(Data extracted from a collection)
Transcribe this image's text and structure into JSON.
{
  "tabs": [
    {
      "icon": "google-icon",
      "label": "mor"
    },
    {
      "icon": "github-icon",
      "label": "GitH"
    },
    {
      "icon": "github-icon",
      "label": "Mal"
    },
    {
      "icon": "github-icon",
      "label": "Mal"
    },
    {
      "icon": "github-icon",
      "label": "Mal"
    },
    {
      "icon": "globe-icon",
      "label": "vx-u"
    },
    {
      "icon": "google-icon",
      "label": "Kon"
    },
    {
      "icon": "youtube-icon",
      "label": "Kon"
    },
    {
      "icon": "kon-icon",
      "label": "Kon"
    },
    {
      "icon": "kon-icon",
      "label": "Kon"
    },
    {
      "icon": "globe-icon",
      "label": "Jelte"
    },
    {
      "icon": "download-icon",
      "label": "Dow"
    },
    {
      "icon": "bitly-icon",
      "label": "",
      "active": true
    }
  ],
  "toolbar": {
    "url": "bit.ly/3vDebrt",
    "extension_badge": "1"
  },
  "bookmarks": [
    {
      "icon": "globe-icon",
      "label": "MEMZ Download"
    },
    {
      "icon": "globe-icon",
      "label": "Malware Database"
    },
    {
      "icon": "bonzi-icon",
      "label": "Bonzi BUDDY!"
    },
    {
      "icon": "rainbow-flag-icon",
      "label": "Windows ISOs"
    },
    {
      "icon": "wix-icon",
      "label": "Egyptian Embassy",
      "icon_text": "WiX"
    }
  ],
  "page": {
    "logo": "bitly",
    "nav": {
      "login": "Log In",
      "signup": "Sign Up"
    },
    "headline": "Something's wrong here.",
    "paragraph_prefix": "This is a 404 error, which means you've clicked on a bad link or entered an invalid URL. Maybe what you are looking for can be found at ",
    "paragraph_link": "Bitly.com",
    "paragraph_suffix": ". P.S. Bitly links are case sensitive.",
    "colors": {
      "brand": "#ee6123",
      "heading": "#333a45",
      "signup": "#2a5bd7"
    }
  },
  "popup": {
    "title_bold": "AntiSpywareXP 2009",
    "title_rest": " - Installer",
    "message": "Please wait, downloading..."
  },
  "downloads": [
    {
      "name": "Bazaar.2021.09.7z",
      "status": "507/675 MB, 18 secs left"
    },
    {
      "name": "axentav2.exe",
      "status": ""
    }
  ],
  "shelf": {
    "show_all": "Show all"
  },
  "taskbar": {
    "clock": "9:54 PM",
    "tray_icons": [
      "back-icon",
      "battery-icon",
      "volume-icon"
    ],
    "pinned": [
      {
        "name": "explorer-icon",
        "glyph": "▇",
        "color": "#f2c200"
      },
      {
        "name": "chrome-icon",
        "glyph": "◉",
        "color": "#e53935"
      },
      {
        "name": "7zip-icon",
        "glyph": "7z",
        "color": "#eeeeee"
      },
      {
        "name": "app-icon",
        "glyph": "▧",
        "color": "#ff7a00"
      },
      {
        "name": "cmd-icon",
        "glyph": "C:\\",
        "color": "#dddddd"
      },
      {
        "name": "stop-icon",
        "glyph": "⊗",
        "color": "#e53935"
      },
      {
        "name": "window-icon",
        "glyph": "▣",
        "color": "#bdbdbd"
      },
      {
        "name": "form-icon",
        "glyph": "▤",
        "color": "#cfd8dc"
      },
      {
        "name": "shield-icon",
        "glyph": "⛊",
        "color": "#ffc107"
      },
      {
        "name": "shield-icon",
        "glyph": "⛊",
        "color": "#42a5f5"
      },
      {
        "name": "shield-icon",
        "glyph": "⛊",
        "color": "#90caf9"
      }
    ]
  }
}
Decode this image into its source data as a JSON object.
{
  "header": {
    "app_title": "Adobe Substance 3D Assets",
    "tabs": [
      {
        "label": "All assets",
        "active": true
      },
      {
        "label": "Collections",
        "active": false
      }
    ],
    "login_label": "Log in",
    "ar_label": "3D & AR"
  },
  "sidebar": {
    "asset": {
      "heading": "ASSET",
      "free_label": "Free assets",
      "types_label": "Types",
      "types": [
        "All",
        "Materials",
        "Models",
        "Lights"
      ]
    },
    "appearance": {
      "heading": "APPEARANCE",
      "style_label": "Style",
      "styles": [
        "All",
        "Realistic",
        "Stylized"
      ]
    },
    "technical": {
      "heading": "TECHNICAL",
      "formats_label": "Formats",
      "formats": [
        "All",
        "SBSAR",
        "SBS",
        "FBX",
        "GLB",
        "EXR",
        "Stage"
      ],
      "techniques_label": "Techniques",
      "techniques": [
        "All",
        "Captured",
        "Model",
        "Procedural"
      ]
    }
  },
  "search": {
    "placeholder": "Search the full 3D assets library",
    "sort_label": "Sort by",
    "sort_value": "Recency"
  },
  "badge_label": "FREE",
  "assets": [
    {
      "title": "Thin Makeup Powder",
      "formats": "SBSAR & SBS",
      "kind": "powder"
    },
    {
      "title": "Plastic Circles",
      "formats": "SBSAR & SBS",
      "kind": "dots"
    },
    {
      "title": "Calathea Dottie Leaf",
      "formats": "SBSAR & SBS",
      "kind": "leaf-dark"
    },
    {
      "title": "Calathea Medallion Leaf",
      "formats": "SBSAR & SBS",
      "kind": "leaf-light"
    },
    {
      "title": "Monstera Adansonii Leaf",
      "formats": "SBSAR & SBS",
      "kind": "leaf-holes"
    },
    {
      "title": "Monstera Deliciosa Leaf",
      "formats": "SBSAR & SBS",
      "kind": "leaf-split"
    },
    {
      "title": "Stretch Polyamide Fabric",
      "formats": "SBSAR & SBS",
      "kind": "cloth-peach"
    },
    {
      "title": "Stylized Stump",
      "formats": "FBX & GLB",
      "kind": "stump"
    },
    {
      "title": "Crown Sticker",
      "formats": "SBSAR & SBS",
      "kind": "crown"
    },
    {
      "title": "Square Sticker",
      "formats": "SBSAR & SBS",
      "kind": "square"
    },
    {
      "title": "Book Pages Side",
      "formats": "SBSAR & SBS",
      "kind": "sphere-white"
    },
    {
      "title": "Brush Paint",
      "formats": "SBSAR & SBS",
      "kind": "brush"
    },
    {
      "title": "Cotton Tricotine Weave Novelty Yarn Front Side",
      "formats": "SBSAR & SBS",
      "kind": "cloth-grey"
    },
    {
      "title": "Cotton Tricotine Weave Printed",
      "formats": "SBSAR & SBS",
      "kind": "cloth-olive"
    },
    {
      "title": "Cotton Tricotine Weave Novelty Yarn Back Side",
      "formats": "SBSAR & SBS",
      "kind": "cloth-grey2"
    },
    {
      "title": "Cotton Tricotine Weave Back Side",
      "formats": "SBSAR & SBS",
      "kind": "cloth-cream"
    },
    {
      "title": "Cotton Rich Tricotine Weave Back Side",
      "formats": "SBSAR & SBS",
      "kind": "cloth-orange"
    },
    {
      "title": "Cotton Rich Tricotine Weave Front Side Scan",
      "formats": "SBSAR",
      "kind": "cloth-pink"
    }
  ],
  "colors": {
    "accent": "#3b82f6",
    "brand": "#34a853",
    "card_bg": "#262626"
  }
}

GOAL OF THE EXERCISE
Answer with one number: how many lines of the entries above include the word "JSON".

SOLVED PROBLEM
2